**Exercise brief**
For the word "Ischaemic", copy every line of the material that includes it.

**Provided records**
********************

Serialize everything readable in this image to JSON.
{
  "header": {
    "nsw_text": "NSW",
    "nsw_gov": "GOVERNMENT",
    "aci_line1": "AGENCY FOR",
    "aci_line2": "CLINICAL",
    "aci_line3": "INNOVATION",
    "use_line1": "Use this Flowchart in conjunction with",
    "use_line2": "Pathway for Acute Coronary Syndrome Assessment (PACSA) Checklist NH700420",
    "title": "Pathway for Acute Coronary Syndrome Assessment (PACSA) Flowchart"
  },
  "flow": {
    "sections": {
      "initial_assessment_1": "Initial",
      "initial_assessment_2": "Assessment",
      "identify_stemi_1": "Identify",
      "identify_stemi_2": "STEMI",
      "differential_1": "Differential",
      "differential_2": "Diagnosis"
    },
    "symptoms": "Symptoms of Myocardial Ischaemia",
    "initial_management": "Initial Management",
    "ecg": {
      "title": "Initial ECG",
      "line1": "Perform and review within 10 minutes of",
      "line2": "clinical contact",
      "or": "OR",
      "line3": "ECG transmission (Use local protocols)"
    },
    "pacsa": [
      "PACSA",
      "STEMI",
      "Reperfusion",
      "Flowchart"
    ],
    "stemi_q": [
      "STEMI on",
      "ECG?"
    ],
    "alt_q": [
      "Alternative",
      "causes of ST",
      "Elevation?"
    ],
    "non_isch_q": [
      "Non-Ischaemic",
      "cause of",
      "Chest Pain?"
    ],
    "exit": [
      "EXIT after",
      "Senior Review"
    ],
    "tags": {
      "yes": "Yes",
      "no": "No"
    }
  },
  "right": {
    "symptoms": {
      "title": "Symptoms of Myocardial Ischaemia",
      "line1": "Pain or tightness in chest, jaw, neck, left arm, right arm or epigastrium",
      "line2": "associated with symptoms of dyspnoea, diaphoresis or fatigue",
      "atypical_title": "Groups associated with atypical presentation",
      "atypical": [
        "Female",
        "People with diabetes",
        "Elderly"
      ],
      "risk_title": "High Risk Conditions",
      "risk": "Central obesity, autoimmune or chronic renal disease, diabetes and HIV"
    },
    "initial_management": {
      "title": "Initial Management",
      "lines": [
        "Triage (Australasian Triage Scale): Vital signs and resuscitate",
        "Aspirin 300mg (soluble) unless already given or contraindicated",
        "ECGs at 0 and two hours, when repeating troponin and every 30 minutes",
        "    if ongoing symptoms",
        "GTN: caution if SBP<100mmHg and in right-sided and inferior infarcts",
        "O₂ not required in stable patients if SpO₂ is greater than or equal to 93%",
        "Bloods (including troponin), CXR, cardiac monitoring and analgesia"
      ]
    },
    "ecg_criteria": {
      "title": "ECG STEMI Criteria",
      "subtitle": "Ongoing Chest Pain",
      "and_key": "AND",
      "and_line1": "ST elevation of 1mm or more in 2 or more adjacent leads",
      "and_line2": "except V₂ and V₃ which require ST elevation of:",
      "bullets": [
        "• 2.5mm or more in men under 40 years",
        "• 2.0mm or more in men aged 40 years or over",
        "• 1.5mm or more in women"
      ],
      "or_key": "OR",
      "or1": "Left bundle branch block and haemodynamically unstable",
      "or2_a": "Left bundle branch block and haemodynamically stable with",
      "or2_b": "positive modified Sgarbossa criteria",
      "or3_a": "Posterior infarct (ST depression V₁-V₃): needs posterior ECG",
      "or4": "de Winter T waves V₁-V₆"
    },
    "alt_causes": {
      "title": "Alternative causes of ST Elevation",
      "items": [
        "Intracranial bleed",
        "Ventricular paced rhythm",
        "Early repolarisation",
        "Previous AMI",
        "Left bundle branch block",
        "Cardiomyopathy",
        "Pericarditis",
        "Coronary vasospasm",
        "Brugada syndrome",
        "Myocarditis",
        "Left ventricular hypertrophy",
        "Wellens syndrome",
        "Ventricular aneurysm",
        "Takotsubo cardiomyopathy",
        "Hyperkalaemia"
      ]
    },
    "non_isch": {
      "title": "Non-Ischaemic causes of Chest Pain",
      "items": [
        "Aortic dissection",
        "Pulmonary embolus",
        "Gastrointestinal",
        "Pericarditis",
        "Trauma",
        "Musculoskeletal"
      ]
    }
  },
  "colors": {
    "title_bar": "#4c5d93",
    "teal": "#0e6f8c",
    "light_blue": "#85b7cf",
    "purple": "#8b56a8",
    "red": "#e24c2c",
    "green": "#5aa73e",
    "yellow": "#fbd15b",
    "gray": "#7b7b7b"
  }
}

********************

**Written response**
      "Non-Ischaemic",
      "title": "Non-Ischaemic causes of Chest Pain",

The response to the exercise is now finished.